• AIM: In your copy, leave out the pictures; write out all the data exactly.

• • • • • • •

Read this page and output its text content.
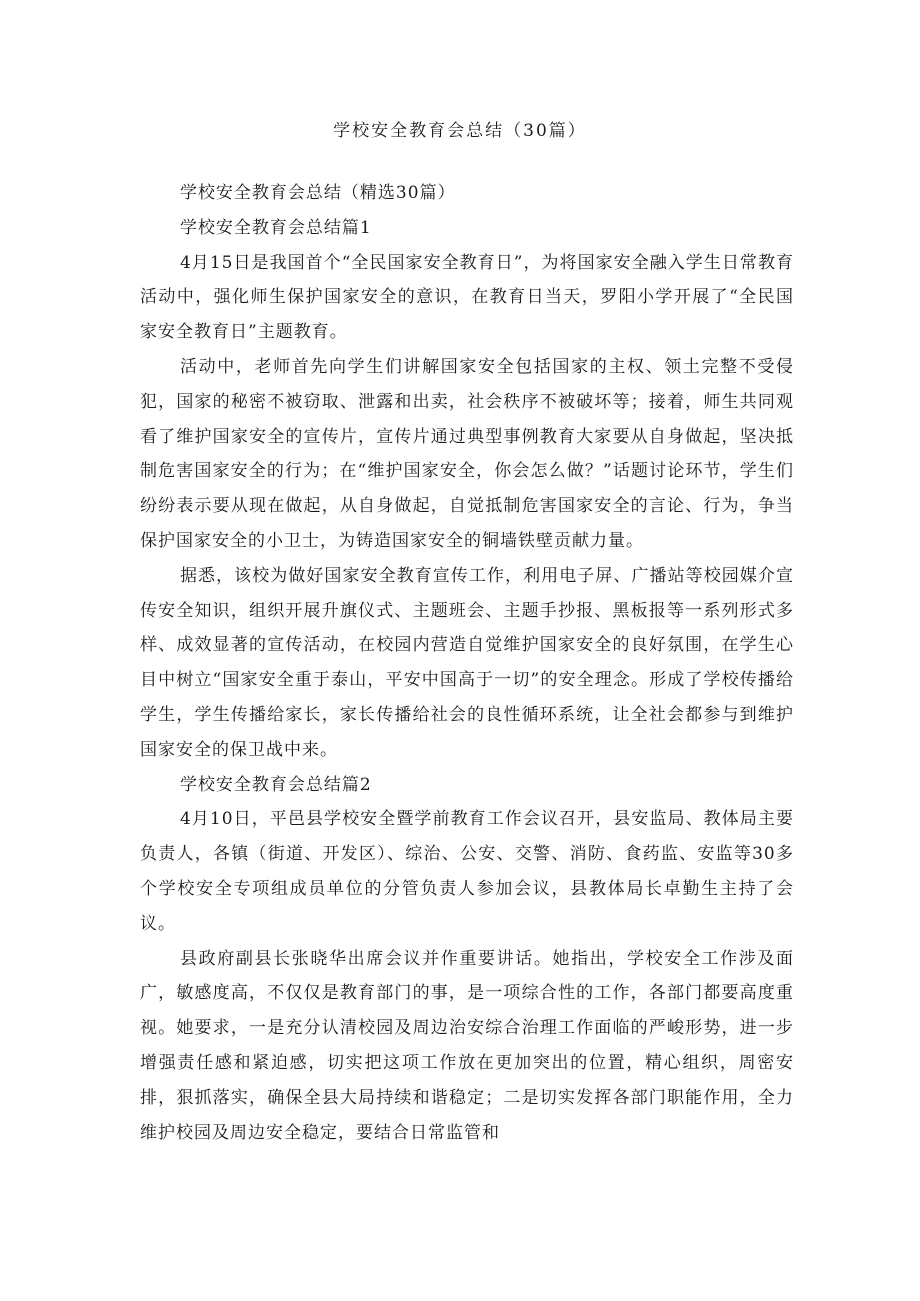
学校安全教育会总结（30篇）

学校安全教育会总结（精选30篇）

学校安全教育会总结篇1

4月15日是我国首个“全民国家安全教育日”，为将国家安全融入学生日常教育活动中，强化师生保护国家安全的意识，在教育日当天，罗阳小学开展了“全民国家安全教育日”主题教育。

活动中，老师首先向学生们讲解国家安全包括国家的主权、领土完整不受侵犯，国家的秘密不被窃取、泄露和出卖，社会秩序不被破坏等；接着，师生共同观看了维护国家安全的宣传片，宣传片通过典型事例教育大家要从自身做起，坚决抵制危害国家安全的行为；在“维护国家安全，你会怎么做？”话题讨论环节，学生们纷纷表示要从现在做起，从自身做起，自觉抵制危害国家安全的言论、行为，争当保护国家安全的小卫士，为铸造国家安全的铜墙铁壁贡献力量。

据悉，该校为做好国家安全教育宣传工作，利用电子屏、广播站等校园媒介宣传安全知识，组织开展升旗仪式、主题班会、主题手抄报、黑板报等一系列形式多样、成效显著的宣传活动，在校园内营造自觉维护国家安全的良好氛围，在学生心目中树立“国家安全重于泰山，平安中国高于一切”的安全理念。形成了学校传播给学生，学生传播给家长，家长传播给社会的良性循环系统，让全社会都参与到维护国家安全的保卫战中来。

学校安全教育会总结篇2

4月10日，平邑县学校安全暨学前教育工作会议召开，县安监局、教体局主要负责人，各镇（街道、开发区）、综治、公安、交警、消防、食药监、安监等30多个学校安全专项组成员单位的分管负责人参加会议，县教体局长卓勤生主持了会议。

县政府副县长张晓华出席会议并作重要讲话。她指出，学校安全工作涉及面广，敏感度高，不仅仅是教育部门的事，是一项综合性的工作，各部门都要高度重视。她要求，一是充分认清校园及周边治安综合治理工作面临的严峻形势，进一步增强责任感和紧迫感，切实把这项工作放在更加突出的位置，精心组织，周密安排，狠抓落实，确保全县大局持续和谐稳定；二是切实发挥各部门职能作用，全力维护校园及周边安全稳定，要结合日常监管和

• • • • • • •

• RESPONSE TO THIS EXERCISE:
Read this page and output its text content.
学校安全教育会总结（30篇）

学校安全教育会总结（精选30篇）

学校安全教育会总结篇1

4月15日是我国首个“全民国家安全教育日”，为将国家安全融入学生日常教育活动中，强化师生保护国家安全的意识，在教育日当天，罗阳小学开展了“全民国家安全教育日”主题教育。

活动中，老师首先向学生们讲解国家安全包括国家的主权、领土完整不受侵犯，国家的秘密不被窃取、泄露和出卖，社会秩序不被破坏等；接着，师生共同观看了维护国家安全的宣传片，宣传片通过典型事例教育大家要从自身做起，坚决抵制危害国家安全的行为；在“维护国家安全，你会怎么做？”话题讨论环节，学生们纷纷表示要从现在做起，从自身做起，自觉抵制危害国家安全的言论、行为，争当保护国家安全的小卫士，为铸造国家安全的铜墙铁壁贡献力量。

据悉，该校为做好国家安全教育宣传工作，利用电子屏、广播站等校园媒介宣传安全知识，组织开展升旗仪式、主题班会、主题手抄报、黑板报等一系列形式多样、成效显著的宣传活动，在校园内营造自觉维护国家安全的良好氛围，在学生心目中树立“国家安全重于泰山，平安中国高于一切”的安全理念。形成了学校传播给学生，学生传播给家长，家长传播给社会的良性循环系统，让全社会都参与到维护国家安全的保卫战中来。

学校安全教育会总结篇2

4月10日，平邑县学校安全暨学前教育工作会议召开，县安监局、教体局主要负责人，各镇（街道、开发区）、综治、公安、交警、消防、食药监、安监等30多个学校安全专项组成员单位的分管负责人参加会议，县教体局长卓勤生主持了会议。

县政府副县长张晓华出席会议并作重要讲话。她指出，学校安全工作涉及面广，敏感度高，不仅仅是教育部门的事，是一项综合性的工作，各部门都要高度重视。她要求，一是充分认清校园及周边治安综合治理工作面临的严峻形势，进一步增强责任感和紧迫感，切实把这项工作放在更加突出的位置，精心组织，周密安排，狠抓落实，确保全县大局持续和谐稳定；二是切实发挥各部门职能作用，全力维护校园及周边安全稳定，要结合日常监管和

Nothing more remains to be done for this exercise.